**** DOCUMENT SECTION
Former CNN correspondent discusses ‘The Press & the People’

Date Published: 
Feb. 2, 2018

Coastal Point • Kerin Magill: Ralph Begleiter talks to the crowd at Dickens Parlour Theatre on Thursday, Jan. 25.Coastal Point • Kerin Magill: Ralph Begleiter talks to the crowd at Dickens Parlour Theatre on Thursday, Jan. 25.Former CNN world-affairs correspondent Ralph Begleiter didn’t think his talk on “The Press & the People” would draw much of an audience.

It has, however, been quite a year for the press… and the people.

The 60-seat Dickens Parlour Theatre in Millville was full when Begleiter, who also taught journalism at the University of Delaware until 2015, took the stage. According to organizers, 100 people were on a waiting list for the program.

During his talk — part of a lecture series titled “The Inside Story” — Begleiter outlined changes in all types of media, including the “newer” forms, such as social media and digital news.

“As a lifelong journalist, I think I have something to say about it,” he said.

Begleiter said that in 1980, when CNN — then a fledgling network with a never-before-tested format — called him about a job, his first reaction was, “Are you kidding? You’ve got to be nuts. Nobody is going to watch a 24-hour news channel.” So he passed on the offer.

However, he said, “About a year later, I changed my mind.” He would stay at the network as a world-affairs correspondent for 18 years. Although he covered foreign affairs, Begleiter lived in Washington, D.C., during those years, flying to more than 100 countries during his career in the process of covering global politics and diplomacy.

From Turner to Twitter

Begleiter said that, while President Donald Trump’s penchant for tweeting rather than holding briefings or press conferences has changed how information is dispersed to the public, it is only one aspect of an evolution in the media over the past several decades.

He said he believes the media “has begun to emerge from an era that was entertainment news,” even though the reality-television-star-turned-politician who is now president “is still the center of attention in the United States.”

Begleiter recalled that, when CNN had just begun, network owner Ted Turner cautioned his staff, “You guys are not the news. The news is the news, and you guys are secondary. There’s no stars at this network. The news is the star.”

Back in those days, Begleiter said, there was a rhythm and a system to covering the people who moved through the political spectrum, from the White House to Congress to foreign leaders.

“There were news conferences; there was ‘Meet the Press’; there were photo-ops.” World leaders, he said, “would engage in banter with reporters.”
********
**** STORED DATA
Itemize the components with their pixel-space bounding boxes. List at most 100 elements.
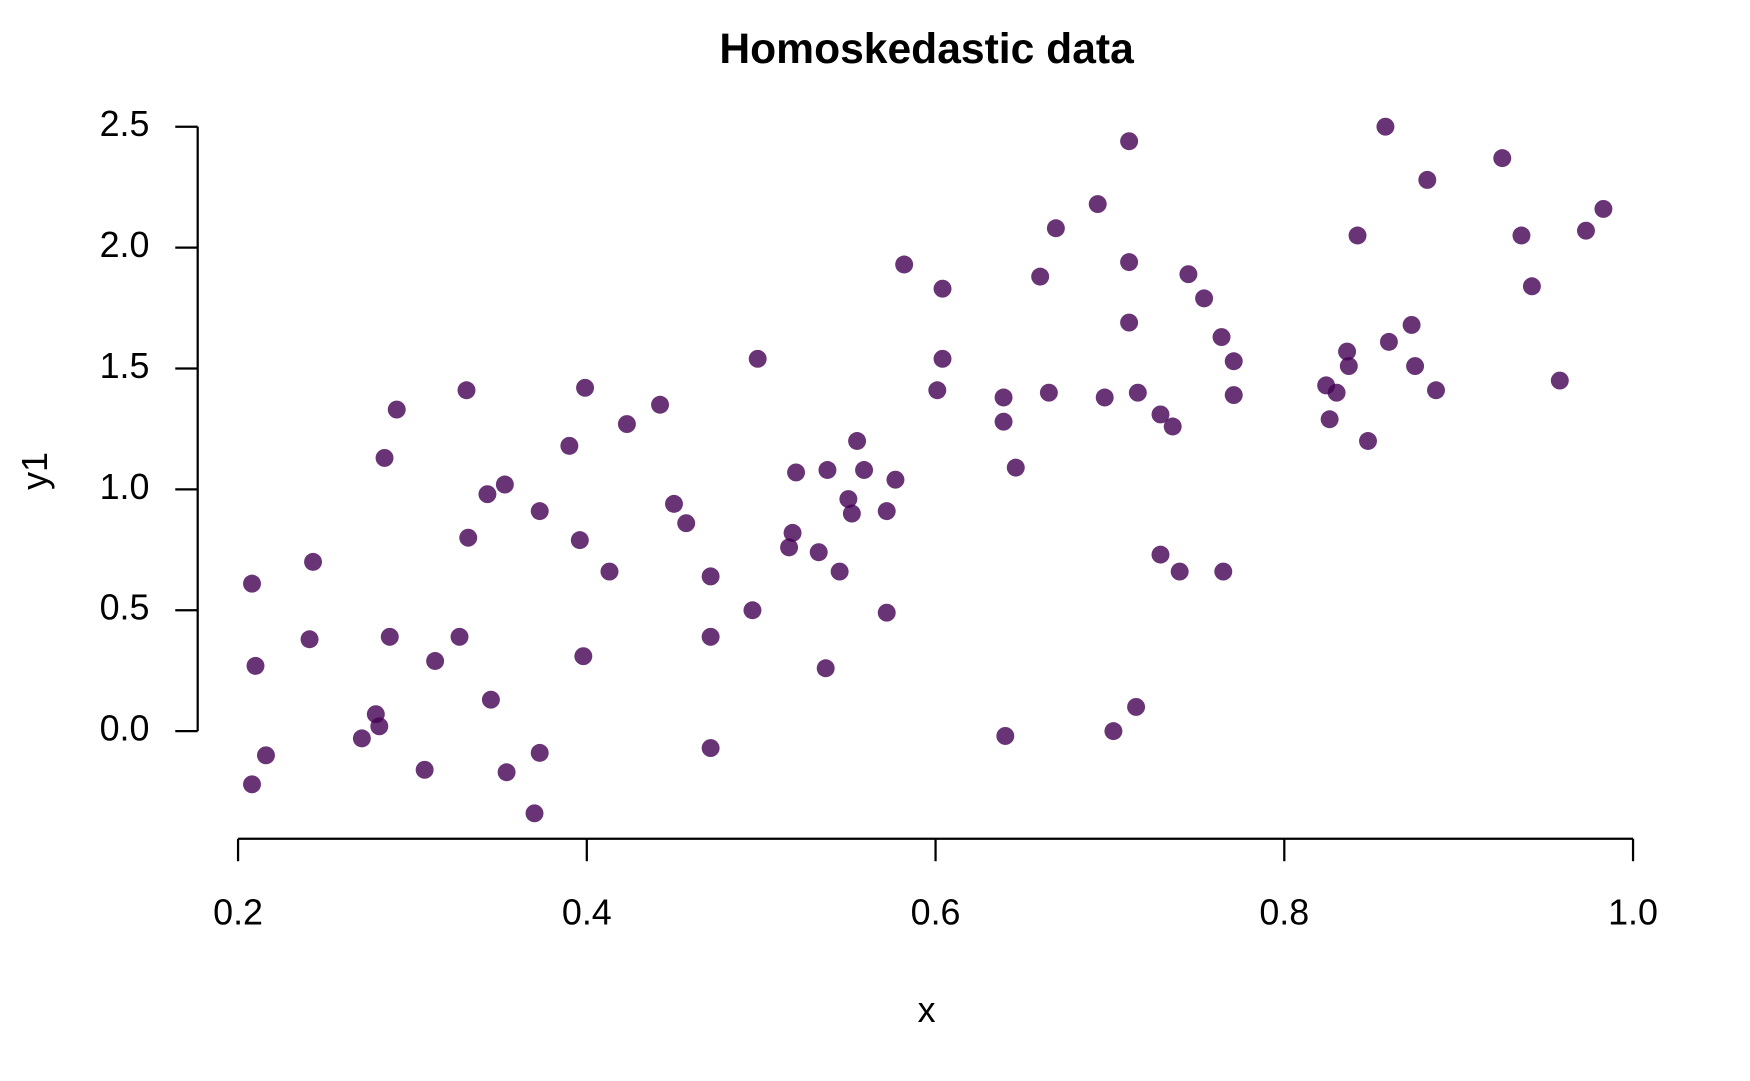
********
### WRITTEN PROBLEM
Continue the article about Ralph Begleiter's talk on the press from where it stops. The data has nothing to do with this.

### TASK RESPONSE
“Today, it’s all about Twitter,” Begleiter said.

“In Washington today, all these briefings can go on, all these spokesmen can say everything, and then something pops out of the president’s head on his Twitter account and it’s all blown away. Whatever anybody else said doesn’t matter,” Begleiter said. “We are left to try and figure out what is going to pop out of the president’s head next.”

The Wall Street Journal, Begleiter said, actually charted the president’s tweets and concluded that there are two major time periods during the day when the president tweets the most, and that they follow a distinct pattern. Morning tweets tend to be attacks against “things that piss him off,” such as the media. In the afternoon, around rush hour, his tweets seem to focus more on policy matters.

“The only the thing that is important in Washington today is what the president says to his Twitterverse,” Begleiter said.

Even those who don’t personally have Twitter accounts will soon learn what the president is tweeting on a given day.

“All you have to do is pay attention to the rest of the media,” he said. “The media knows it’s not getting any news anywhere else. So all it has to do is rebroadcast the president’s tweets. So the rest of us are not left out. We’re part of the ‘Twitterverse,’ too — we just get it sort of secondhand.

“The bottom line on Twitter,” Begleiter said, is “It allows the president to bypass the news media. Presidents, for decades and decades have tried to do that.”

The effect of the president’s Twitter habit, he said, “has to do with the ability to skew public opinion almost instantaneously.”

As an example, Begleiter discussed the issue of NFL players kneeling during the national anthem at football games to bring attention to police brutality against African-Americans.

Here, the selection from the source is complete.